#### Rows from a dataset
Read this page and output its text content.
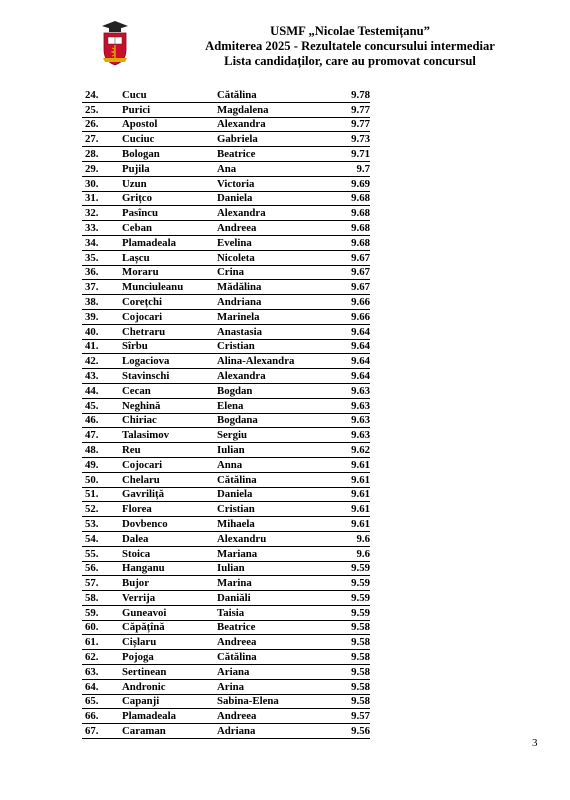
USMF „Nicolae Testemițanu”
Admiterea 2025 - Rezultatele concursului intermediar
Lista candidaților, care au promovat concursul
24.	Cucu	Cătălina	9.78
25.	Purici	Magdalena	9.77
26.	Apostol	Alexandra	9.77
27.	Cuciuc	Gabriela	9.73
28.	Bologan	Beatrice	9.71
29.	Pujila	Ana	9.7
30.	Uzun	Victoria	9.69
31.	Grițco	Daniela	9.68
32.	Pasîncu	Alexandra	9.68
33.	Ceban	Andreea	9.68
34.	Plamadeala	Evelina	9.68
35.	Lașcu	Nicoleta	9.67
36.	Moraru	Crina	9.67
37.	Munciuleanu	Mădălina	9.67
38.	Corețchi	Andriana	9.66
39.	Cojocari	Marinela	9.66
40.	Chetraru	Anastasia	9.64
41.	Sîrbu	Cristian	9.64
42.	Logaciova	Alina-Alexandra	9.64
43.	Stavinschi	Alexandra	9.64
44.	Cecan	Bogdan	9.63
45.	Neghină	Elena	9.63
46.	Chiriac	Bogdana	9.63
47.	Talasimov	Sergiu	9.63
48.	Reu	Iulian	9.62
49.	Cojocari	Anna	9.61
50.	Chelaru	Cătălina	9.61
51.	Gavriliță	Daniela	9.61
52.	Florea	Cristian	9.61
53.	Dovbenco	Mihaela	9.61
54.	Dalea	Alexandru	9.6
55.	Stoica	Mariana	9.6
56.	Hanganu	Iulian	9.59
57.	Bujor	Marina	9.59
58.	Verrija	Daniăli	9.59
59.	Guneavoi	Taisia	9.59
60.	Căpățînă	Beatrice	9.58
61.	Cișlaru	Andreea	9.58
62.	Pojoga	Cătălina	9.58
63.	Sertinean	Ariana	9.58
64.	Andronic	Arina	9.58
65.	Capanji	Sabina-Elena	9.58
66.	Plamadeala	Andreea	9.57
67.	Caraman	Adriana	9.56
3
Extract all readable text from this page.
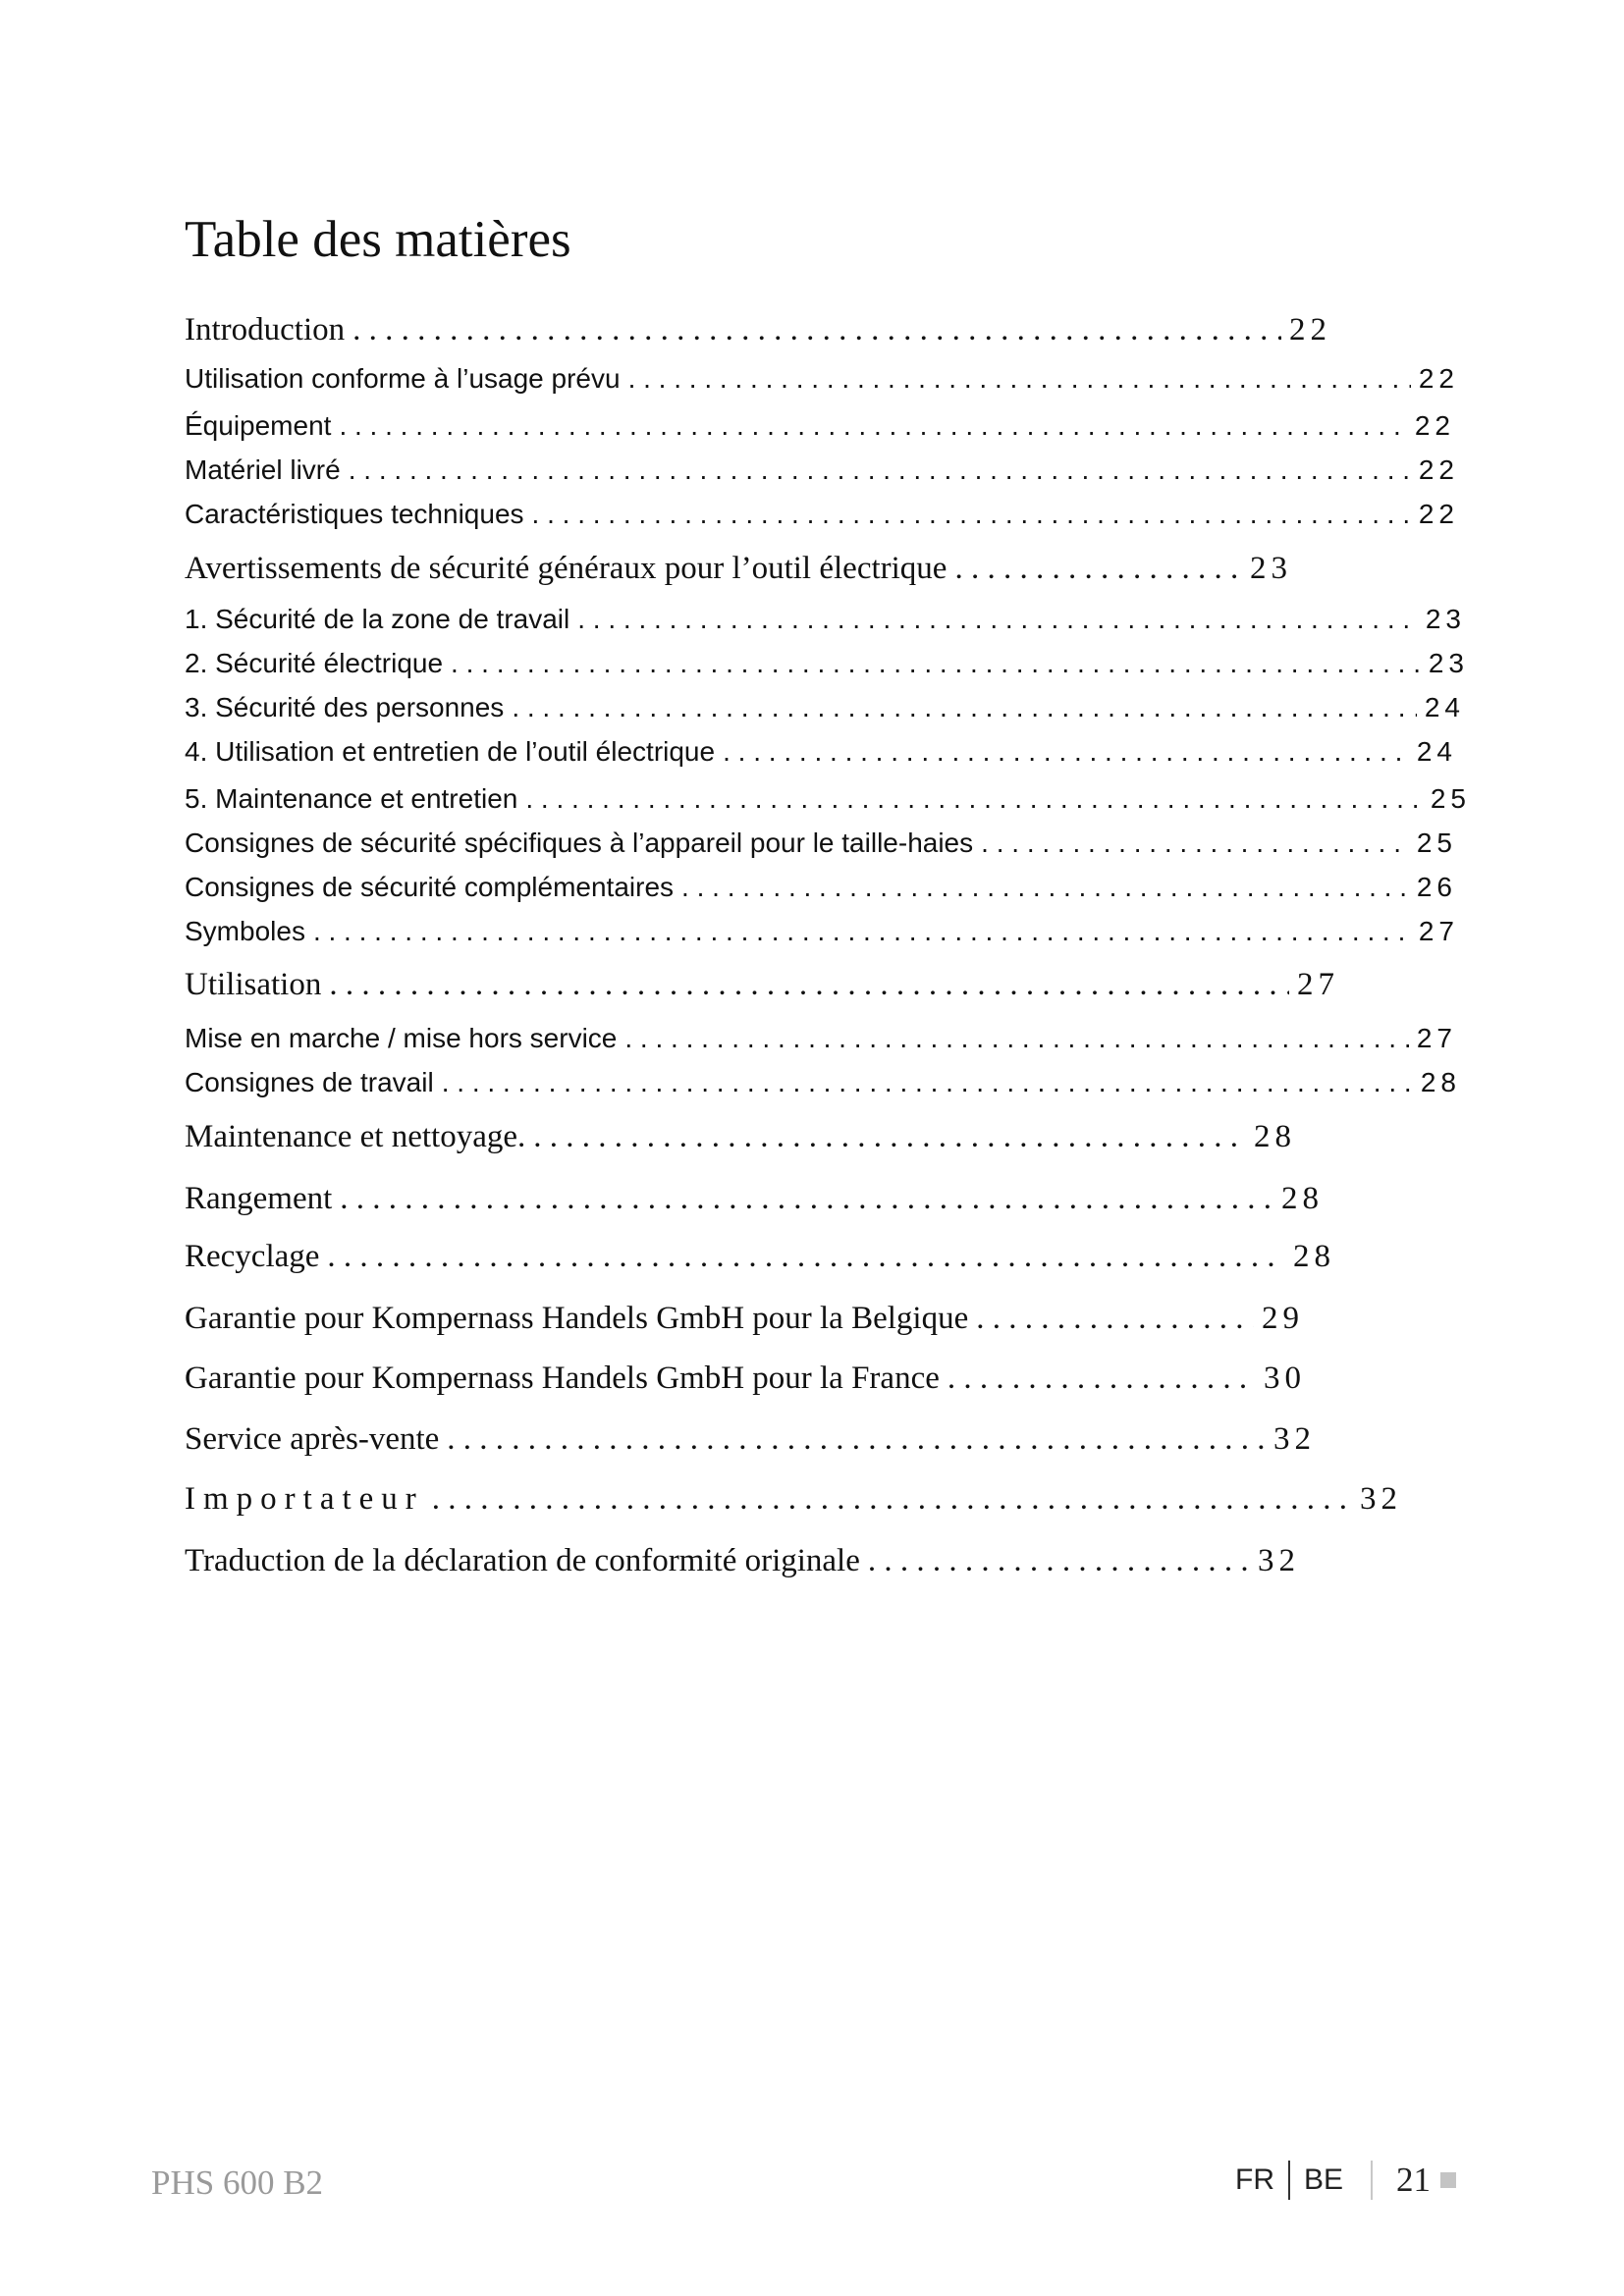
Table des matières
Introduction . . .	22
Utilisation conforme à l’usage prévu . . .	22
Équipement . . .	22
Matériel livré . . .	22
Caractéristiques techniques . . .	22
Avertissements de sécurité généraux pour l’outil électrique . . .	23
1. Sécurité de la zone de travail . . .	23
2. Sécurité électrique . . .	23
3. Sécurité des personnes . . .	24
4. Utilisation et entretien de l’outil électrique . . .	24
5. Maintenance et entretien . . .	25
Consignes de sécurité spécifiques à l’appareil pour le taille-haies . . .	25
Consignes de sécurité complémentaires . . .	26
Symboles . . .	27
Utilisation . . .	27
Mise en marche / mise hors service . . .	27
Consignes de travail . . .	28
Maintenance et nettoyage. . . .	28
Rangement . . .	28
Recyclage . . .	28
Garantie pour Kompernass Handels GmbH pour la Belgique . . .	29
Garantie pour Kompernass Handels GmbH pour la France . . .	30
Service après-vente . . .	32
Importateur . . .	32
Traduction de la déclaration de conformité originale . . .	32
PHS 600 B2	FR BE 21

#### EXERCISE TASK
Gather all lines where the word "Maintenance" appears.

#### REPLY
5. Maintenance et entretien . . .	25
Maintenance et nettoyage. . . .	28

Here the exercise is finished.